Request: Retype each record shown below, leaving every character as it is.

(Data excerpts)

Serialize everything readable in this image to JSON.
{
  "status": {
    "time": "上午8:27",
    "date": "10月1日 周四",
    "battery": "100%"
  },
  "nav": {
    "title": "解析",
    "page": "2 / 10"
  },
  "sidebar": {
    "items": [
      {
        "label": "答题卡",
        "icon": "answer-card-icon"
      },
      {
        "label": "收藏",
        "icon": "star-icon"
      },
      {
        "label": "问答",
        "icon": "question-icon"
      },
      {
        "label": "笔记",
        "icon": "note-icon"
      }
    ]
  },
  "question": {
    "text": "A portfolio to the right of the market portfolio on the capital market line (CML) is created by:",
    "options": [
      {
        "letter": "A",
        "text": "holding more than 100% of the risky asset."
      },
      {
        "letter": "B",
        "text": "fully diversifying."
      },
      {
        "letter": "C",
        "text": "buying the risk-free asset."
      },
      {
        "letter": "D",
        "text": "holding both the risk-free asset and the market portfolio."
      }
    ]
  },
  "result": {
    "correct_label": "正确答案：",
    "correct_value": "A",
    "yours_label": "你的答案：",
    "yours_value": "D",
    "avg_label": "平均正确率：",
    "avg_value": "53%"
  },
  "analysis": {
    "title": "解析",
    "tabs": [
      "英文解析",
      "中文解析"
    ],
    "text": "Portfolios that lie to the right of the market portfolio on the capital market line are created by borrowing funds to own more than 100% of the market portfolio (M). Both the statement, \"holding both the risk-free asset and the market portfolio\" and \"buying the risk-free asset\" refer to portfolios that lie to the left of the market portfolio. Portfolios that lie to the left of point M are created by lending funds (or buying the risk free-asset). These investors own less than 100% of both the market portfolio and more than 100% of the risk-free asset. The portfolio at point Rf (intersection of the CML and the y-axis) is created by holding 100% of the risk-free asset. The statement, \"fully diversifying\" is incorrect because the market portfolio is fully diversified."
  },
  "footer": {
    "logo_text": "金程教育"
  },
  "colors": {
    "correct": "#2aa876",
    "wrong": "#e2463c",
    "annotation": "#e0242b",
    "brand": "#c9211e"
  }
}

Exercise response:
Serialize everything readable in this image to JSON.
{
  "status": {
    "time": "上午8:27",
    "date": "10月1日 周四",
    "battery": "100%"
  },
  "nav": {
    "title": "解析",
    "page": "2 / 10"
  },
  "sidebar": {
    "items": [
      {
        "label": "答题卡",
        "icon": "answer-card-icon"
      },
      {
        "label": "收藏",
        "icon": "star-icon"
      },
      {
        "label": "问答",
        "icon": "question-icon"
      },
      {
        "label": "笔记",
        "icon": "note-icon"
      }
    ]
  },
  "question": {
    "text": "A portfolio to the right of the market portfolio on the capital market line (CML) is created by:",
    "options": [
      {
        "letter": "A",
        "text": "holding more than 100% of the risky asset."
      },
      {
        "letter": "B",
        "text": "fully diversifying."
      },
      {
        "letter": "C",
        "text": "buying the risk-free asset."
      },
      {
        "letter": "D",
        "text": "holding both the risk-free asset and the market portfolio."
      }
    ]
  },
  "result": {
    "correct_label": "正确答案：",
    "correct_value": "A",
    "yours_label": "你的答案：",
    "yours_value": "D",
    "avg_label": "平均正确率：",
    "avg_value": "53%"
  },
  "analysis": {
    "title": "解析",
    "tabs": [
      "英文解析",
      "中文解析"
    ],
    "text": "Portfolios that lie to the right of the market portfolio on the capital market line are created by borrowing funds to own more than 100% of the market portfolio (M). Both the statement, \"holding both the risk-free asset and the market portfolio\" and \"buying the risk-free asset\" refer to portfolios that lie to the left of the market portfolio. Portfolios that lie to the left of point M are created by lending funds (or buying the risk free-asset). These investors own less than 100% of both the market portfolio and more than 100% of the risk-free asset. The portfolio at point Rf (intersection of the CML and the y-axis) is created by holding 100% of the risk-free asset. The statement, \"fully diversifying\" is incorrect because the market portfolio is fully diversified."
  },
  "footer": {
    "logo_text": "金程教育"
  },
  "colors": {
    "correct": "#2aa876",
    "wrong": "#e2463c",
    "annotation": "#e0242b",
    "brand": "#c9211e"
  }
}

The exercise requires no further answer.